■ Problem description: Copy out all the records, word for word.

■ Input for this task:
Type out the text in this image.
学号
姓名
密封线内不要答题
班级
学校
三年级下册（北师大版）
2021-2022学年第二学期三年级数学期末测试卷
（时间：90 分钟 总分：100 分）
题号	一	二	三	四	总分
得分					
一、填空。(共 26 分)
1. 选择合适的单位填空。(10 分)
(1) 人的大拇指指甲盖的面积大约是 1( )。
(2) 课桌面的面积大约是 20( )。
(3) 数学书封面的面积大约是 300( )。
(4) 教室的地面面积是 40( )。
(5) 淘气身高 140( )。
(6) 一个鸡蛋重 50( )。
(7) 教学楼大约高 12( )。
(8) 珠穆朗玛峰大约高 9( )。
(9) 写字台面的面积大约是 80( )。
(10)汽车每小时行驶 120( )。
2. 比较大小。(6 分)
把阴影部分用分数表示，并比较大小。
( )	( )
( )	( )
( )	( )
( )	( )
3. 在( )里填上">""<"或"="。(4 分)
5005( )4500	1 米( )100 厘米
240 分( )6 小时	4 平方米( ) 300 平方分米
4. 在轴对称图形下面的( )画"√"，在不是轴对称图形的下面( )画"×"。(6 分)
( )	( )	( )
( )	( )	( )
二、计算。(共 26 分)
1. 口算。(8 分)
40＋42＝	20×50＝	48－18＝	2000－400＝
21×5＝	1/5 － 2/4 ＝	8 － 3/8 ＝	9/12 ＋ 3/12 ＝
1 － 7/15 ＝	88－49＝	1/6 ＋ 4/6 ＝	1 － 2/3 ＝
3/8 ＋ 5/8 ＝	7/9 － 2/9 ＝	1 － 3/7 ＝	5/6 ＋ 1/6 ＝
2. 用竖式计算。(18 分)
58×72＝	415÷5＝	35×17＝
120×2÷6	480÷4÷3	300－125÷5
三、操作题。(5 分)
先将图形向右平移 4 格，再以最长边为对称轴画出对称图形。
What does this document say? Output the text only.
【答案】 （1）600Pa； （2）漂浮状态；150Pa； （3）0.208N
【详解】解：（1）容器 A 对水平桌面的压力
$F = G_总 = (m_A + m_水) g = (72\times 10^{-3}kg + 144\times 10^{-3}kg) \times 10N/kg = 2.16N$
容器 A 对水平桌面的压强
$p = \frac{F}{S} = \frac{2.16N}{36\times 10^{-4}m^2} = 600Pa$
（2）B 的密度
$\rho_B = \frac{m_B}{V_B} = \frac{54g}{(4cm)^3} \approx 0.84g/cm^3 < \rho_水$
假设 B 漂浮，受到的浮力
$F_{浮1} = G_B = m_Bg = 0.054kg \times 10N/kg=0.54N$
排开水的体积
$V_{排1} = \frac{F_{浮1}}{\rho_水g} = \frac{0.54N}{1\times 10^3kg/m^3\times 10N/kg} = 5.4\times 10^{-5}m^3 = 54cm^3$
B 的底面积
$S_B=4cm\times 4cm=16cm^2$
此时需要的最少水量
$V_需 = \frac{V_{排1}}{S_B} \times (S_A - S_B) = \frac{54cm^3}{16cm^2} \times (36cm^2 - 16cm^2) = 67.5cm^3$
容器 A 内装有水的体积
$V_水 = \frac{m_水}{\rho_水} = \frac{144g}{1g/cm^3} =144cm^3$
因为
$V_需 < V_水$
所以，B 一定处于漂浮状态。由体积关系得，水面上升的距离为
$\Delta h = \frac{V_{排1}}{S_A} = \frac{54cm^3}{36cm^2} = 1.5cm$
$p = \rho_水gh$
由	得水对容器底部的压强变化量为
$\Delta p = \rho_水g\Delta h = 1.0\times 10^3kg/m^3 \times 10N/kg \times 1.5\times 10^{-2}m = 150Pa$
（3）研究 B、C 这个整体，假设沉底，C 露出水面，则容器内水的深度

■ Reply:
Type out the text in this image.
学号
姓名
密封线内不要答题
班级
学校
三年级下册（北师大版）
2021-2022学年第二学期三年级数学期末测试卷
（时间：90 分钟 总分：100 分）
题号	一	二	三	四	总分
得分					
一、填空。(共 26 分)
1. 选择合适的单位填空。(10 分)
(1) 人的大拇指指甲盖的面积大约是 1( )。
(2) 课桌面的面积大约是 20( )。
(3) 数学书封面的面积大约是 300( )。
(4) 教室的地面面积是 40( )。
(5) 淘气身高 140( )。
(6) 一个鸡蛋重 50( )。
(7) 教学楼大约高 12( )。
(8) 珠穆朗玛峰大约高 9( )。
(9) 写字台面的面积大约是 80( )。
(10)汽车每小时行驶 120( )。
2. 比较大小。(6 分)
把阴影部分用分数表示，并比较大小。
( )	( )
( )	( )
( )	( )
( )	( )
3. 在( )里填上">""<"或"="。(4 分)
5005( )4500	1 米( )100 厘米
240 分( )6 小时	4 平方米( ) 300 平方分米
4. 在轴对称图形下面的( )画"√"，在不是轴对称图形的下面( )画"×"。(6 分)
( )	( )	( )
( )	( )	( )
二、计算。(共 26 分)
1. 口算。(8 分)
40＋42＝	20×50＝	48－18＝	2000－400＝
21×5＝	1/5 － 2/4 ＝	8 － 3/8 ＝	9/12 ＋ 3/12 ＝
1 － 7/15 ＝	88－49＝	1/6 ＋ 4/6 ＝	1 － 2/3 ＝
3/8 ＋ 5/8 ＝	7/9 － 2/9 ＝	1 － 3/7 ＝	5/6 ＋ 1/6 ＝
2. 用竖式计算。(18 分)
58×72＝	415÷5＝	35×17＝
120×2÷6	480÷4÷3	300－125÷5
三、操作题。(5 分)
先将图形向右平移 4 格，再以最长边为对称轴画出对称图形。
What does this document say? Output the text only.
【答案】 （1）600Pa； （2）漂浮状态；150Pa； （3）0.208N
【详解】解：（1）容器 A 对水平桌面的压力
$F = G_总 = (m_A + m_水) g = (72\times 10^{-3}kg + 144\times 10^{-3}kg) \times 10N/kg = 2.16N$
容器 A 对水平桌面的压强
$p = \frac{F}{S} = \frac{2.16N}{36\times 10^{-4}m^2} = 600Pa$
（2）B 的密度
$\rho_B = \frac{m_B}{V_B} = \frac{54g}{(4cm)^3} \approx 0.84g/cm^3 < \rho_水$
假设 B 漂浮，受到的浮力
$F_{浮1} = G_B = m_Bg = 0.054kg \times 10N/kg=0.54N$
排开水的体积
$V_{排1} = \frac{F_{浮1}}{\rho_水g} = \frac{0.54N}{1\times 10^3kg/m^3\times 10N/kg} = 5.4\times 10^{-5}m^3 = 54cm^3$
B 的底面积
$S_B=4cm\times 4cm=16cm^2$
此时需要的最少水量
$V_需 = \frac{V_{排1}}{S_B} \times (S_A - S_B) = \frac{54cm^3}{16cm^2} \times (36cm^2 - 16cm^2) = 67.5cm^3$
容器 A 内装有水的体积
$V_水 = \frac{m_水}{\rho_水} = \frac{144g}{1g/cm^3} =144cm^3$
因为
$V_需 < V_水$
所以，B 一定处于漂浮状态。由体积关系得，水面上升的距离为
$\Delta h = \frac{V_{排1}}{S_A} = \frac{54cm^3}{36cm^2} = 1.5cm$
$p = \rho_水gh$
由	得水对容器底部的压强变化量为
$\Delta p = \rho_水g\Delta h = 1.0\times 10^3kg/m^3 \times 10N/kg \times 1.5\times 10^{-2}m = 150Pa$
（3）研究 B、C 这个整体，假设沉底，C 露出水面，则容器内水的深度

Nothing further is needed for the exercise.